Excerpted records.
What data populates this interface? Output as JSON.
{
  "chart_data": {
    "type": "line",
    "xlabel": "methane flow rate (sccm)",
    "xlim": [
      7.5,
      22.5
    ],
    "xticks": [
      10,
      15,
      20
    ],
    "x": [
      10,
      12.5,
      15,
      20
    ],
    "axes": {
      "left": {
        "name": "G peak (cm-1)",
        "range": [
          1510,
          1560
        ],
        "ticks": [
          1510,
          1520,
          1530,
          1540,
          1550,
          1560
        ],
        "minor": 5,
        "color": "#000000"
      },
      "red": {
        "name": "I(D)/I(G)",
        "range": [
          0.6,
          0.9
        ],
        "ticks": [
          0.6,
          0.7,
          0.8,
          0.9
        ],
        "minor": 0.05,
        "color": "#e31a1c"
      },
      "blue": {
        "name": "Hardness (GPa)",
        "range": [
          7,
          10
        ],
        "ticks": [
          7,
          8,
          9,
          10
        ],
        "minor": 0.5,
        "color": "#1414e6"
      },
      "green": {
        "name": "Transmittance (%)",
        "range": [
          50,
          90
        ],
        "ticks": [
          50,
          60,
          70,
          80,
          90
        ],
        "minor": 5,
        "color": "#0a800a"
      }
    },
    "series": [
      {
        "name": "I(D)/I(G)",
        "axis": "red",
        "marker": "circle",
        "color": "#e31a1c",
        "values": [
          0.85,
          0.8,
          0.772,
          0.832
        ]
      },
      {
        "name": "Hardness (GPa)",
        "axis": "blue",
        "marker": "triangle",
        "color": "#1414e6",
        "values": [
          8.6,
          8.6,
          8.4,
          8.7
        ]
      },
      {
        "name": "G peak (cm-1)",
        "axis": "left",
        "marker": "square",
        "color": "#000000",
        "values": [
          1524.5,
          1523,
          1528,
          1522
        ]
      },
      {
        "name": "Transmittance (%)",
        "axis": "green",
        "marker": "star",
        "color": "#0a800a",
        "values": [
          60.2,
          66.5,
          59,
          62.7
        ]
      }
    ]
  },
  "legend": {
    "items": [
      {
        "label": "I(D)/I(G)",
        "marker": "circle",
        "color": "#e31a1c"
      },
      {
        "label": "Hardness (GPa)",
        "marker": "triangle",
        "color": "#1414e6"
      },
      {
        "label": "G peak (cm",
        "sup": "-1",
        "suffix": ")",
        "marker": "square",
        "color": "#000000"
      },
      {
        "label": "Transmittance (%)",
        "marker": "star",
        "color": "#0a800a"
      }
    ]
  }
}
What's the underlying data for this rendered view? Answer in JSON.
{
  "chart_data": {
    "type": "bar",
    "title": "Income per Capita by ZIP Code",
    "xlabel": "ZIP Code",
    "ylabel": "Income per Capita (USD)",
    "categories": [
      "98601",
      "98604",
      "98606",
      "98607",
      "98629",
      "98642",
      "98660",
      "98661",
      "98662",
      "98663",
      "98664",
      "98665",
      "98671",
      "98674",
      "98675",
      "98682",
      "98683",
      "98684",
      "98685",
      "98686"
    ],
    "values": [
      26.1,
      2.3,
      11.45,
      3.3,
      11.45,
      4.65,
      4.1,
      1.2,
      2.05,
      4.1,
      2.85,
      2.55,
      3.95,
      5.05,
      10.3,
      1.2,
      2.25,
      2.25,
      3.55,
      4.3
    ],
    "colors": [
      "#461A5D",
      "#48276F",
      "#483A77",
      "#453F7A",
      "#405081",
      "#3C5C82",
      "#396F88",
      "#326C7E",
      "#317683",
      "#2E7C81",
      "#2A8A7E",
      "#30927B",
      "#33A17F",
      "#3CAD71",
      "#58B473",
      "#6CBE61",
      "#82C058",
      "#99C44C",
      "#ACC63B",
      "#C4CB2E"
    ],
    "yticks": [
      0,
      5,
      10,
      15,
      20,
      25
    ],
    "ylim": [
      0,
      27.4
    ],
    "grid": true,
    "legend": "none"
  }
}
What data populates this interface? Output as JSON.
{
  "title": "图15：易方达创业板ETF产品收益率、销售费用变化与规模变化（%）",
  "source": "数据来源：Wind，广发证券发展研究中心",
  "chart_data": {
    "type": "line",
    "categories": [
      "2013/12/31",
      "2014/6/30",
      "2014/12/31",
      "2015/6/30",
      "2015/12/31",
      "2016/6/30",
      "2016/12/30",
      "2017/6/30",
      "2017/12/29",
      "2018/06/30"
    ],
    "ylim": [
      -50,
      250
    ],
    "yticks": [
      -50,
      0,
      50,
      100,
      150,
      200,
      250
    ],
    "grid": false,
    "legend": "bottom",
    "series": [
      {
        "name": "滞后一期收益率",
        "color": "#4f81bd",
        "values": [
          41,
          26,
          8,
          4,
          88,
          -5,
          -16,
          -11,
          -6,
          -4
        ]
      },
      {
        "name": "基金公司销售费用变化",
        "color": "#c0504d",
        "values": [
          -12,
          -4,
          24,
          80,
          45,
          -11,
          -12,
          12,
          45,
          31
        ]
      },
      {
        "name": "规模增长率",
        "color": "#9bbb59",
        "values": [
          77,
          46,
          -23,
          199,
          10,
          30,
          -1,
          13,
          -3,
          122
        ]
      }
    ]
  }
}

Requirement.
Pull out every line above that holds the word "Capita".

Result of this exercise.
    "title": "Income per Capita by ZIP Code",
    "ylabel": "Income per Capita (USD)",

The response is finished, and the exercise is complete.